The data »
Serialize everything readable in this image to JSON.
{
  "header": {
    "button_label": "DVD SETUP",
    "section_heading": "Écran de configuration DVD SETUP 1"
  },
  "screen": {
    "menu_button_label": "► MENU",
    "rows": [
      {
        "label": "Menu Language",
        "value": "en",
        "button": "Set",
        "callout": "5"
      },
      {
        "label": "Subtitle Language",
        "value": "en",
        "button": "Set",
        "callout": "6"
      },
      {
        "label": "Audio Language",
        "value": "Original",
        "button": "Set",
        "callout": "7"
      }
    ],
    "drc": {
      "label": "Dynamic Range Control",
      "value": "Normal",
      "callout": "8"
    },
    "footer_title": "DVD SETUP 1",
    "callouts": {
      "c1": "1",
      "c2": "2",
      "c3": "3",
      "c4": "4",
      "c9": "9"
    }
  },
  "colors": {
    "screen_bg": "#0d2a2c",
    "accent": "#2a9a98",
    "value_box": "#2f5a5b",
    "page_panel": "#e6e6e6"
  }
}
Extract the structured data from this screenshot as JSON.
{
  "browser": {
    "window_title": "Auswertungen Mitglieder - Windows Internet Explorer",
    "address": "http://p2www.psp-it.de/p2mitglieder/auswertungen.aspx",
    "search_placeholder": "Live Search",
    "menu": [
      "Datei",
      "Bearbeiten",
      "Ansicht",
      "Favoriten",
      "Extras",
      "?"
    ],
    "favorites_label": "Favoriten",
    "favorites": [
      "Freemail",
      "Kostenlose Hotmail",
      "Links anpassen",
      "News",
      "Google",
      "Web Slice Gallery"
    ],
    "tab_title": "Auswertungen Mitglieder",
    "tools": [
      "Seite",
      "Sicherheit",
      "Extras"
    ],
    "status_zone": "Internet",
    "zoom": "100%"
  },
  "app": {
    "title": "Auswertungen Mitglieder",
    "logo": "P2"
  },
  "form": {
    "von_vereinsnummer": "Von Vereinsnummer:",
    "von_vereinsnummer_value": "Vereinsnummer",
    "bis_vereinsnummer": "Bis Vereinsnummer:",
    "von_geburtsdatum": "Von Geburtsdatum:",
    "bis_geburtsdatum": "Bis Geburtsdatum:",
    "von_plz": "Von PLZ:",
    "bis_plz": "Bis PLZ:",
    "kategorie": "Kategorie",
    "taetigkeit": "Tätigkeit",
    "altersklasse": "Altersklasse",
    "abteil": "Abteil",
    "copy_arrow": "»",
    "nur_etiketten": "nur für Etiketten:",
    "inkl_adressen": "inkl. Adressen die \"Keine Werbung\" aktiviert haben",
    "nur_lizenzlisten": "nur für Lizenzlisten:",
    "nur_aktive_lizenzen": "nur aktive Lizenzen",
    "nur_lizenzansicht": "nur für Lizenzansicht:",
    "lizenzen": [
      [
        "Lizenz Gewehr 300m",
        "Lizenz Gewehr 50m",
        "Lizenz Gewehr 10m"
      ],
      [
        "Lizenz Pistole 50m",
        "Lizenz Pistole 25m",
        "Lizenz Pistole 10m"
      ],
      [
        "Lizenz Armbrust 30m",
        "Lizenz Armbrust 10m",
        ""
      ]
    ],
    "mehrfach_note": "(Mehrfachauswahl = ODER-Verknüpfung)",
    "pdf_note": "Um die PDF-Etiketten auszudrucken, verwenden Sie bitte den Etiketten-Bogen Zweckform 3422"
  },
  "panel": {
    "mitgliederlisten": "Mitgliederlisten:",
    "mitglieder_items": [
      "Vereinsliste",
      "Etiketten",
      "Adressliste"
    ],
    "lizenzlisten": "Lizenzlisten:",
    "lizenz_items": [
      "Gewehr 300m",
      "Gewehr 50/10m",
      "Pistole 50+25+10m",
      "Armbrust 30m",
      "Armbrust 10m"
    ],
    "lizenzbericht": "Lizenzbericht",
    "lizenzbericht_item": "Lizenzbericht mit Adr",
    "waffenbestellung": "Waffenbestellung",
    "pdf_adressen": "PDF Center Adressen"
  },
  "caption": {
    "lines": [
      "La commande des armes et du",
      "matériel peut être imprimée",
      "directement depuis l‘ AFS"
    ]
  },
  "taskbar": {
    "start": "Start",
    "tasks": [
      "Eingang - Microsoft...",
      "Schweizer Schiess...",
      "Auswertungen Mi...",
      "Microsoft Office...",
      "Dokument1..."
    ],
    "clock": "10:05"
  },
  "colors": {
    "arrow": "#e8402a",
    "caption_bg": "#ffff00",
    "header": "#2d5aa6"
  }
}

Problem details » Write out every entry again exactly, please, with nothing missing.

Answer for the task »
Serialize everything readable in this image to JSON.
{
  "header": {
    "button_label": "DVD SETUP",
    "section_heading": "Écran de configuration DVD SETUP 1"
  },
  "screen": {
    "menu_button_label": "► MENU",
    "rows": [
      {
        "label": "Menu Language",
        "value": "en",
        "button": "Set",
        "callout": "5"
      },
      {
        "label": "Subtitle Language",
        "value": "en",
        "button": "Set",
        "callout": "6"
      },
      {
        "label": "Audio Language",
        "value": "Original",
        "button": "Set",
        "callout": "7"
      }
    ],
    "drc": {
      "label": "Dynamic Range Control",
      "value": "Normal",
      "callout": "8"
    },
    "footer_title": "DVD SETUP 1",
    "callouts": {
      "c1": "1",
      "c2": "2",
      "c3": "3",
      "c4": "4",
      "c9": "9"
    }
  },
  "colors": {
    "screen_bg": "#0d2a2c",
    "accent": "#2a9a98",
    "value_box": "#2f5a5b",
    "page_panel": "#e6e6e6"
  }
}
Extract the structured data from this screenshot as JSON.
{
  "browser": {
    "window_title": "Auswertungen Mitglieder - Windows Internet Explorer",
    "address": "http://p2www.psp-it.de/p2mitglieder/auswertungen.aspx",
    "search_placeholder": "Live Search",
    "menu": [
      "Datei",
      "Bearbeiten",
      "Ansicht",
      "Favoriten",
      "Extras",
      "?"
    ],
    "favorites_label": "Favoriten",
    "favorites": [
      "Freemail",
      "Kostenlose Hotmail",
      "Links anpassen",
      "News",
      "Google",
      "Web Slice Gallery"
    ],
    "tab_title": "Auswertungen Mitglieder",
    "tools": [
      "Seite",
      "Sicherheit",
      "Extras"
    ],
    "status_zone": "Internet",
    "zoom": "100%"
  },
  "app": {
    "title": "Auswertungen Mitglieder",
    "logo": "P2"
  },
  "form": {
    "von_vereinsnummer": "Von Vereinsnummer:",
    "von_vereinsnummer_value": "Vereinsnummer",
    "bis_vereinsnummer": "Bis Vereinsnummer:",
    "von_geburtsdatum": "Von Geburtsdatum:",
    "bis_geburtsdatum": "Bis Geburtsdatum:",
    "von_plz": "Von PLZ:",
    "bis_plz": "Bis PLZ:",
    "kategorie": "Kategorie",
    "taetigkeit": "Tätigkeit",
    "altersklasse": "Altersklasse",
    "abteil": "Abteil",
    "copy_arrow": "»",
    "nur_etiketten": "nur für Etiketten:",
    "inkl_adressen": "inkl. Adressen die \"Keine Werbung\" aktiviert haben",
    "nur_lizenzlisten": "nur für Lizenzlisten:",
    "nur_aktive_lizenzen": "nur aktive Lizenzen",
    "nur_lizenzansicht": "nur für Lizenzansicht:",
    "lizenzen": [
      [
        "Lizenz Gewehr 300m",
        "Lizenz Gewehr 50m",
        "Lizenz Gewehr 10m"
      ],
      [
        "Lizenz Pistole 50m",
        "Lizenz Pistole 25m",
        "Lizenz Pistole 10m"
      ],
      [
        "Lizenz Armbrust 30m",
        "Lizenz Armbrust 10m",
        ""
      ]
    ],
    "mehrfach_note": "(Mehrfachauswahl = ODER-Verknüpfung)",
    "pdf_note": "Um die PDF-Etiketten auszudrucken, verwenden Sie bitte den Etiketten-Bogen Zweckform 3422"
  },
  "panel": {
    "mitgliederlisten": "Mitgliederlisten:",
    "mitglieder_items": [
      "Vereinsliste",
      "Etiketten",
      "Adressliste"
    ],
    "lizenzlisten": "Lizenzlisten:",
    "lizenz_items": [
      "Gewehr 300m",
      "Gewehr 50/10m",
      "Pistole 50+25+10m",
      "Armbrust 30m",
      "Armbrust 10m"
    ],
    "lizenzbericht": "Lizenzbericht",
    "lizenzbericht_item": "Lizenzbericht mit Adr",
    "waffenbestellung": "Waffenbestellung",
    "pdf_adressen": "PDF Center Adressen"
  },
  "caption": {
    "lines": [
      "La commande des armes et du",
      "matériel peut être imprimée",
      "directement depuis l‘ AFS"
    ]
  },
  "taskbar": {
    "start": "Start",
    "tasks": [
      "Eingang - Microsoft...",
      "Schweizer Schiess...",
      "Auswertungen Mi...",
      "Microsoft Office...",
      "Dokument1..."
    ],
    "clock": "10:05"
  },
  "colors": {
    "arrow": "#e8402a",
    "caption_bg": "#ffff00",
    "header": "#2d5aa6"
  }
}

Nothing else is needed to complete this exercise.